#### WHAT YOU ARE ASKED TO DO
Find every line of the listing below where "true" appears, and copy it.

#### RECORDS FOR THE EXERCISE
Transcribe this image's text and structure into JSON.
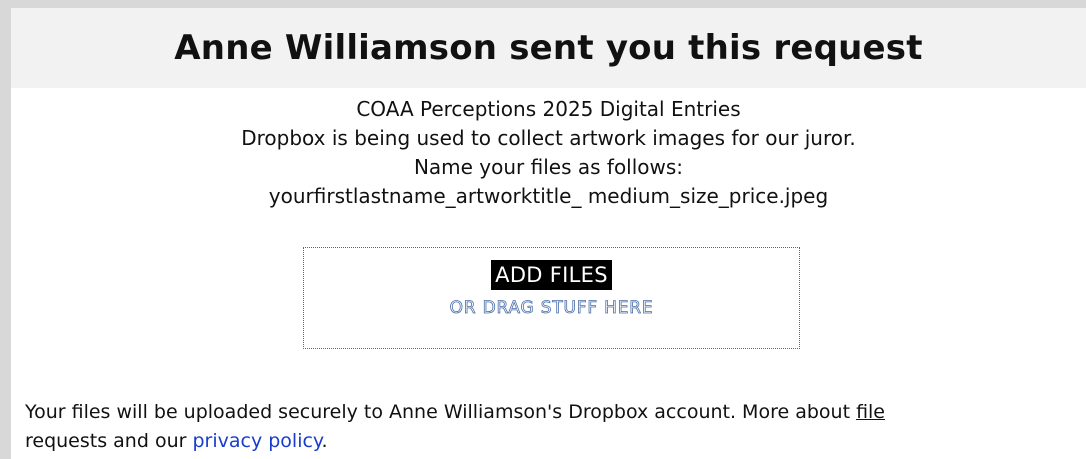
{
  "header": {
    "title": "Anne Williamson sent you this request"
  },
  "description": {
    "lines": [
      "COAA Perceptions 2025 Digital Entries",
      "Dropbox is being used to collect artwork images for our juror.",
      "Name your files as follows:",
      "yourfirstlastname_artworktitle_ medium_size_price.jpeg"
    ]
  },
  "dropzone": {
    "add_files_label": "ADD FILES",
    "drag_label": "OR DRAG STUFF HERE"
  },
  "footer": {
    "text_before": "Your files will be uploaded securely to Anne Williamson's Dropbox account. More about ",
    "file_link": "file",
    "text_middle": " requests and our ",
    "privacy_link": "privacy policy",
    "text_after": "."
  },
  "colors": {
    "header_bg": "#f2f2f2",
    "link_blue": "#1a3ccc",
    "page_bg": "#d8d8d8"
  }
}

---

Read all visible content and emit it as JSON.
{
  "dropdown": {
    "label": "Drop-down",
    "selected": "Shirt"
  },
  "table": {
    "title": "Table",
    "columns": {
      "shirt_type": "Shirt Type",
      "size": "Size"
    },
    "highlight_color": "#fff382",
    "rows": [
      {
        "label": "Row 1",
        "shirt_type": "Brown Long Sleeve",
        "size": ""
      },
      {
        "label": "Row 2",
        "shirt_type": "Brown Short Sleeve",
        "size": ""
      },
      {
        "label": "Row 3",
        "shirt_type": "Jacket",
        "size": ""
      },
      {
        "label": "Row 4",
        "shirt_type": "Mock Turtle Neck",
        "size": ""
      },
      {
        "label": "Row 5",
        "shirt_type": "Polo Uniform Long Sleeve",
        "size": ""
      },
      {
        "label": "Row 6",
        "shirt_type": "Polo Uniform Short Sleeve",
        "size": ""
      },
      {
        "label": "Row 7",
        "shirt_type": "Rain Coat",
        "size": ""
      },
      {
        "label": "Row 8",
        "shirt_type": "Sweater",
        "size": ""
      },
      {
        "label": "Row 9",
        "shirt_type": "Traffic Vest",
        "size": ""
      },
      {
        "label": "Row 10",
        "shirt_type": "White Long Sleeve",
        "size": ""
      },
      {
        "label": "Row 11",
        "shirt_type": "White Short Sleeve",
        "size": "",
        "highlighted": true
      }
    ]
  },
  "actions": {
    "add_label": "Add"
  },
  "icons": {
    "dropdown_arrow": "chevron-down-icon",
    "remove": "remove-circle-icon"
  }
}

* * *

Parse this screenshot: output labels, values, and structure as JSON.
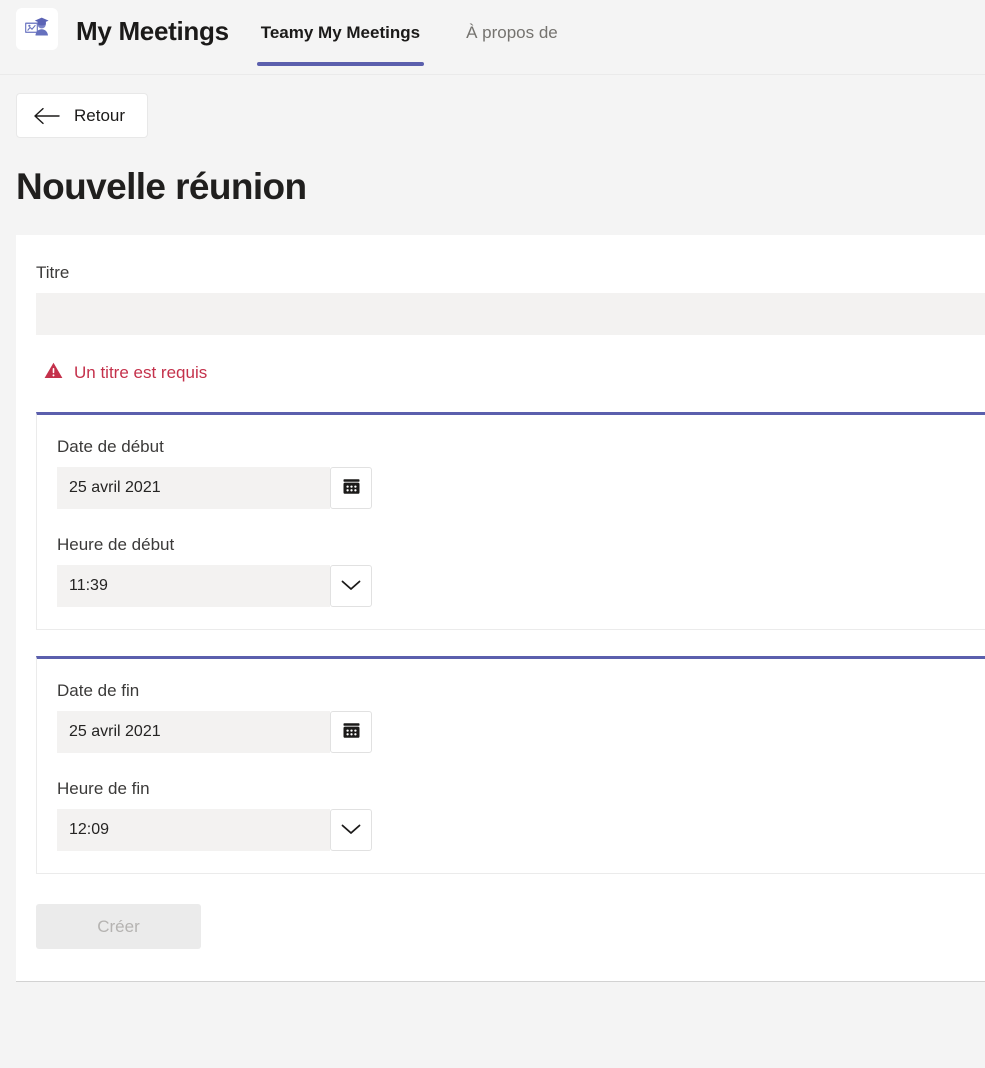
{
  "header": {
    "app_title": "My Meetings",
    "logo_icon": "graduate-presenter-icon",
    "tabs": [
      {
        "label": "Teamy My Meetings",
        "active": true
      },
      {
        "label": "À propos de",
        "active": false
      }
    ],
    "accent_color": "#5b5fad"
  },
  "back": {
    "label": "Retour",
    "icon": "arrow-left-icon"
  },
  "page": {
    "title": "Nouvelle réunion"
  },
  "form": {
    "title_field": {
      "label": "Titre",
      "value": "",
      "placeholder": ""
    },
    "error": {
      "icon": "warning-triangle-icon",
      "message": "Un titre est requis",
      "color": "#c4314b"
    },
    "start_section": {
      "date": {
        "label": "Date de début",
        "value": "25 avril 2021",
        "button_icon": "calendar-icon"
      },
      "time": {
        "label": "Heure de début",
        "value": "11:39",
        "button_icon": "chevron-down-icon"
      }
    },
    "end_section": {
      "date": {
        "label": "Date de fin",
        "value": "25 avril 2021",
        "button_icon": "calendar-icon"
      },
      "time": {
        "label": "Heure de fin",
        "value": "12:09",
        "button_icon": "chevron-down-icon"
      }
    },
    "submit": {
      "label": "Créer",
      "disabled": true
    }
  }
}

#### SOLUTION TO THE PROBLEM
        "highlighted": true
        "active": true
      "disabled": true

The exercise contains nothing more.